→ EXERCISE DESCRIPTION:
Keep only the lines that hold the string "tellement", filtering out the rest of the entries below.

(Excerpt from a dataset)
━━━━━━

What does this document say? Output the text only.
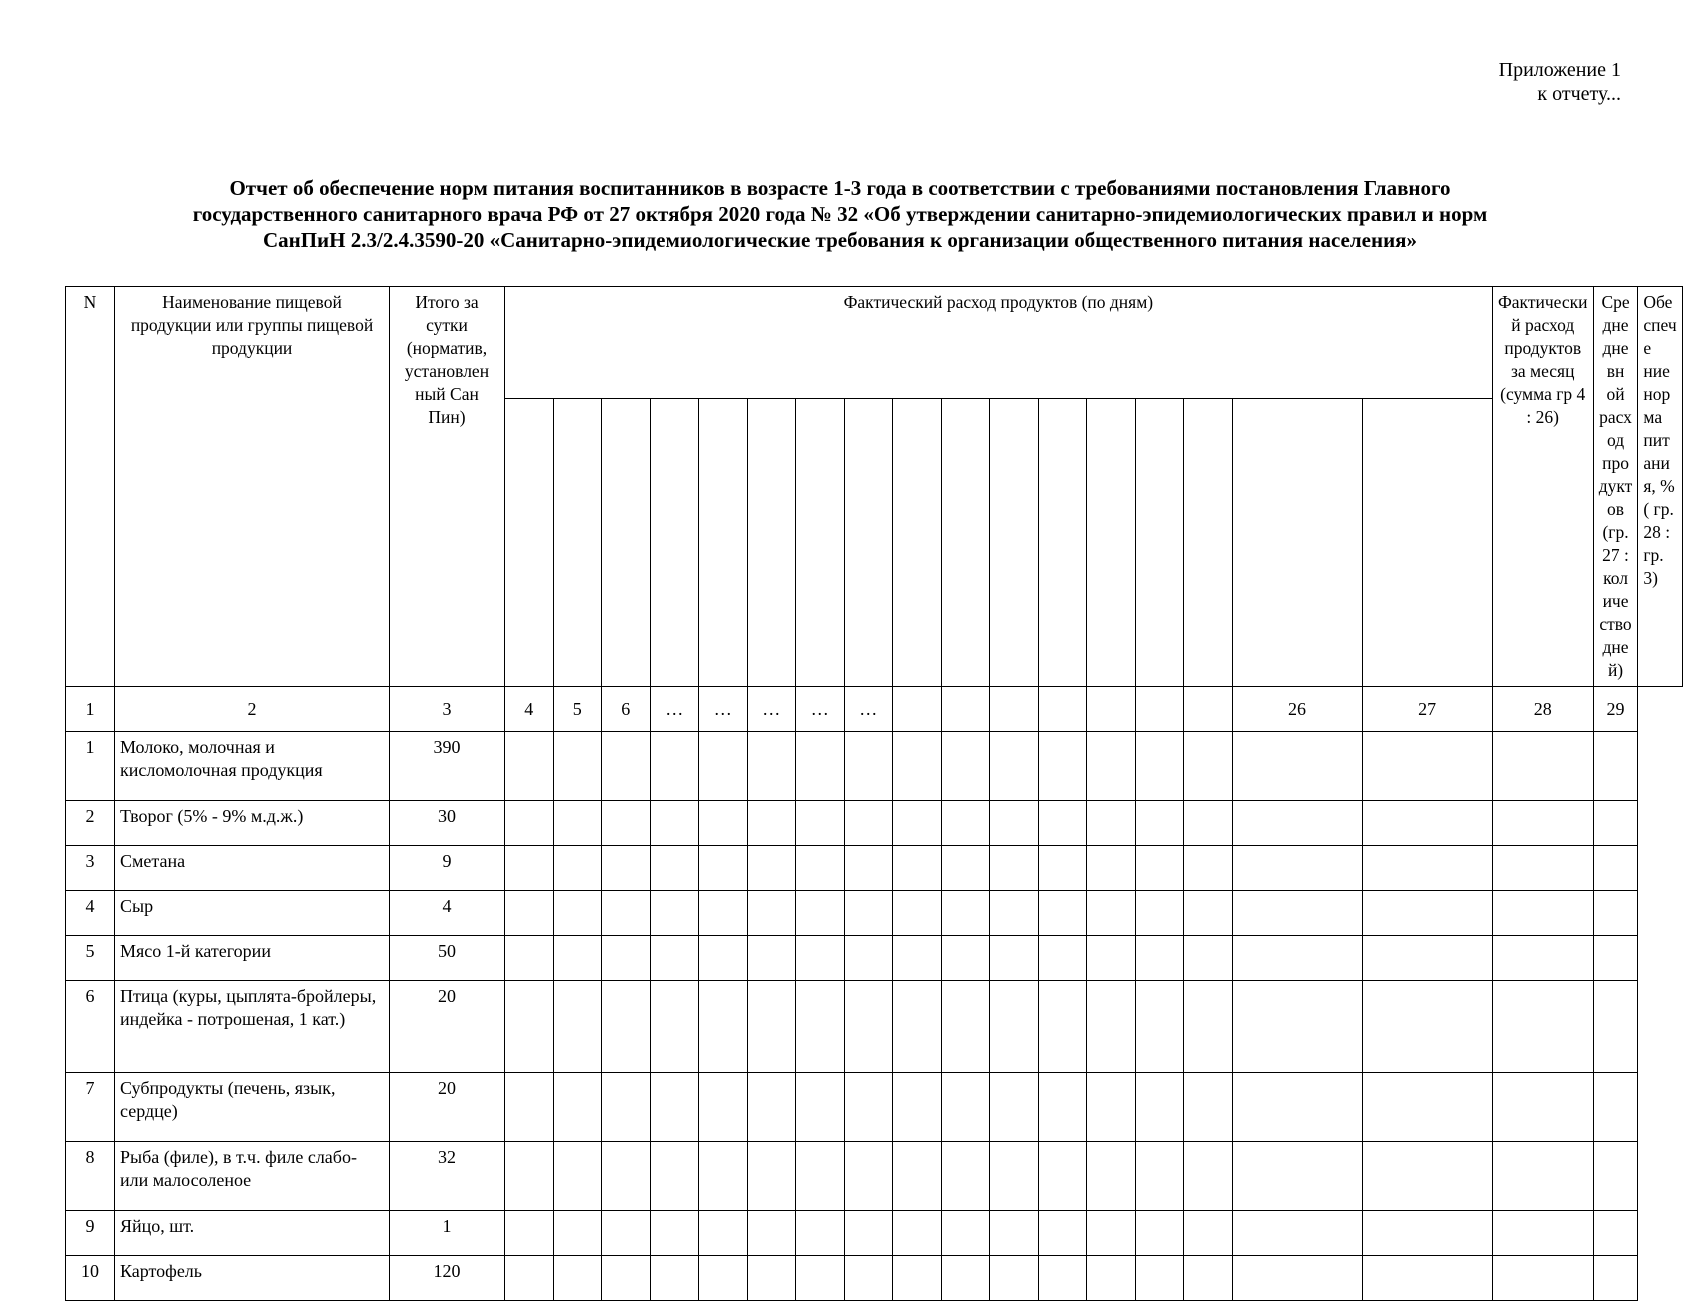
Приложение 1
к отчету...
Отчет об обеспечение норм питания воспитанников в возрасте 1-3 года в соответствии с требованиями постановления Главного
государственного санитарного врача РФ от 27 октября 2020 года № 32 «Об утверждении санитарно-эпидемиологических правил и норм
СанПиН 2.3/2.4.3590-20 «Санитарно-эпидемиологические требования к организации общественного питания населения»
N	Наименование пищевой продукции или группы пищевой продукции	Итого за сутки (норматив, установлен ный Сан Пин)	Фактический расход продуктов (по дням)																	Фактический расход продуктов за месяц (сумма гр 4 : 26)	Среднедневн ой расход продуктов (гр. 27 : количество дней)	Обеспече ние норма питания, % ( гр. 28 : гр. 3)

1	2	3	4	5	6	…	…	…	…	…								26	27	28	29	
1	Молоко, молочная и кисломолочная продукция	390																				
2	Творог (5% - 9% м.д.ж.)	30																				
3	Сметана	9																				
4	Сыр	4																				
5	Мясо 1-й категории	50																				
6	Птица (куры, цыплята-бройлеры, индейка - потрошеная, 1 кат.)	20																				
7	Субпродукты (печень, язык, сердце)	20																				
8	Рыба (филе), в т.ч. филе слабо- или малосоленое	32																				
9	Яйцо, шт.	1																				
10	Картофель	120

━━━━━━

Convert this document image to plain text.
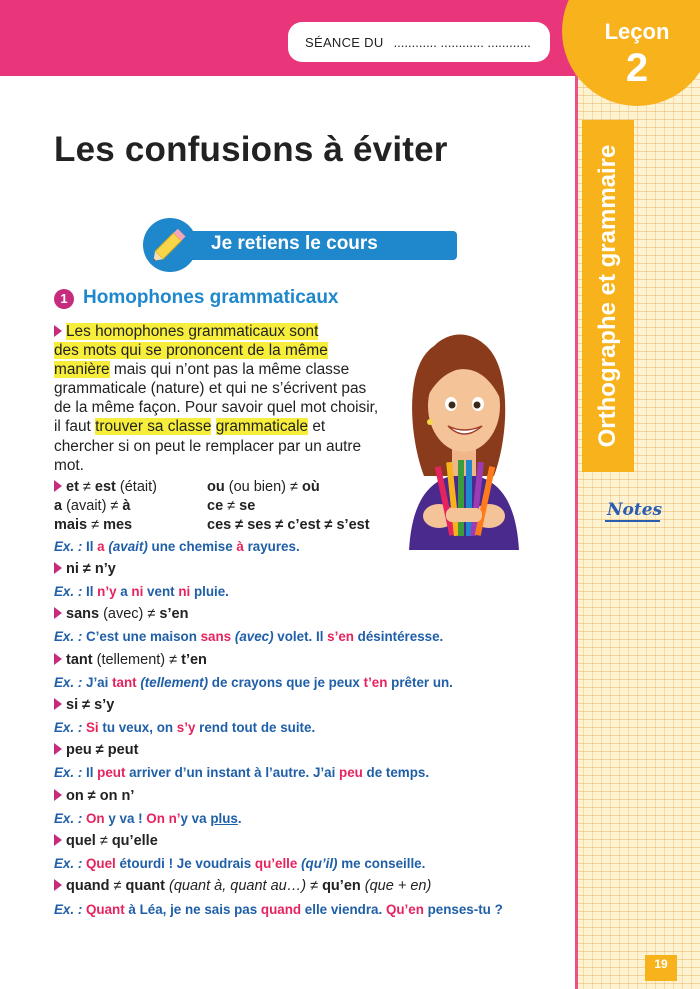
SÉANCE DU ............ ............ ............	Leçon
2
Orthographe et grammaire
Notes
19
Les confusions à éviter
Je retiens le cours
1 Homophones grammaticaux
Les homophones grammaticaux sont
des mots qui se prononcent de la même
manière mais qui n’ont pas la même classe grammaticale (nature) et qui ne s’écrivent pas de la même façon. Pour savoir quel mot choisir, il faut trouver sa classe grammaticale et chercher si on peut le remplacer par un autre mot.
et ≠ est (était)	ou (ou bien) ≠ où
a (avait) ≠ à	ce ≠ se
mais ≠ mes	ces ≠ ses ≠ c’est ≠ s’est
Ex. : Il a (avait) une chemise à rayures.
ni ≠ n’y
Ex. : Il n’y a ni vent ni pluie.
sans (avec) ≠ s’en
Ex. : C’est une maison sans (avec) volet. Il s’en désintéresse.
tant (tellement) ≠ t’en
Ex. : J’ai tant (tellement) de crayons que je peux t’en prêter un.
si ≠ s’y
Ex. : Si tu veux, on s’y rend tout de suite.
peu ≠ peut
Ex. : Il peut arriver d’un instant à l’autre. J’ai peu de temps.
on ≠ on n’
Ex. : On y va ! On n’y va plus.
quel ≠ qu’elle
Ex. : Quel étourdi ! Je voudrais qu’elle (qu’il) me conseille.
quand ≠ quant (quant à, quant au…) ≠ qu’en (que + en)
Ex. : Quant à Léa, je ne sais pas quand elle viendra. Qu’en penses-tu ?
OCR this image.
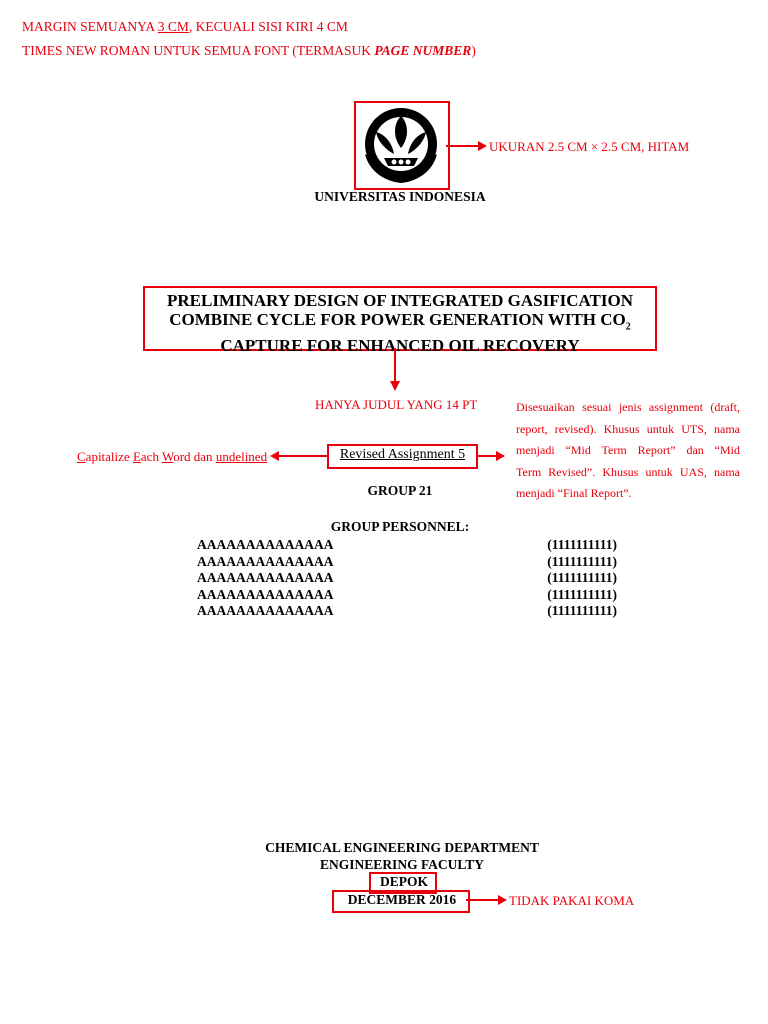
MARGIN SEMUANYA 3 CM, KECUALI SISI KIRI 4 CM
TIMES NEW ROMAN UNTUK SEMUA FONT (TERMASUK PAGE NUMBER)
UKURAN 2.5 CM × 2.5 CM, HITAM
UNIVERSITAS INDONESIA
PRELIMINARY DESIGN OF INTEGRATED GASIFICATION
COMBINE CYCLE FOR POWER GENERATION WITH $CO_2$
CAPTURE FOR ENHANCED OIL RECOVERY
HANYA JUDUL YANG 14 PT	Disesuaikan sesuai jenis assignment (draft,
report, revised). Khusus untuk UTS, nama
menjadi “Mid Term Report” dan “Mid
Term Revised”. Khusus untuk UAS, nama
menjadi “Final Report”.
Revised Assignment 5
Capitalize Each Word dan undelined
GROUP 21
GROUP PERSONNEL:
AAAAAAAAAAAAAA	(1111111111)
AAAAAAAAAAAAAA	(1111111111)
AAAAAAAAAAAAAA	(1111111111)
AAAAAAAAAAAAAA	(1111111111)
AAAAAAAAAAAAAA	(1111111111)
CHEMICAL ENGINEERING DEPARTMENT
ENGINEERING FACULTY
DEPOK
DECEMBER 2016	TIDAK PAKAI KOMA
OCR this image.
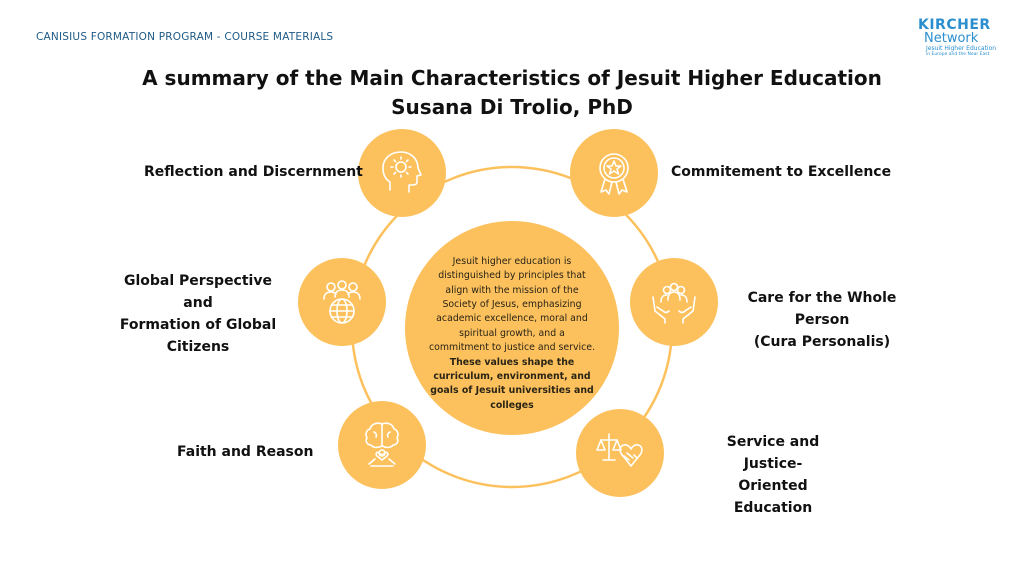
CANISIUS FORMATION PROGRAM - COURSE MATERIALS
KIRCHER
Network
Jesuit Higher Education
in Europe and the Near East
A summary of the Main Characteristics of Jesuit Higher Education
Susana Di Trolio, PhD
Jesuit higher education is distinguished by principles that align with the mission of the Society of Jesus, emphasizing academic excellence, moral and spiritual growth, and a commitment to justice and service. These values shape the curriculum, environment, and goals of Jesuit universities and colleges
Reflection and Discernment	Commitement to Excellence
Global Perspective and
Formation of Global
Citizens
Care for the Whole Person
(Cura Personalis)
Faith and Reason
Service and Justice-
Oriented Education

━━━━━━

→ FINAL RESULT:
tant (tellement) ≠ t’en
Ex. : J’ai tant (tellement) de crayons que je peux t’en prêter un.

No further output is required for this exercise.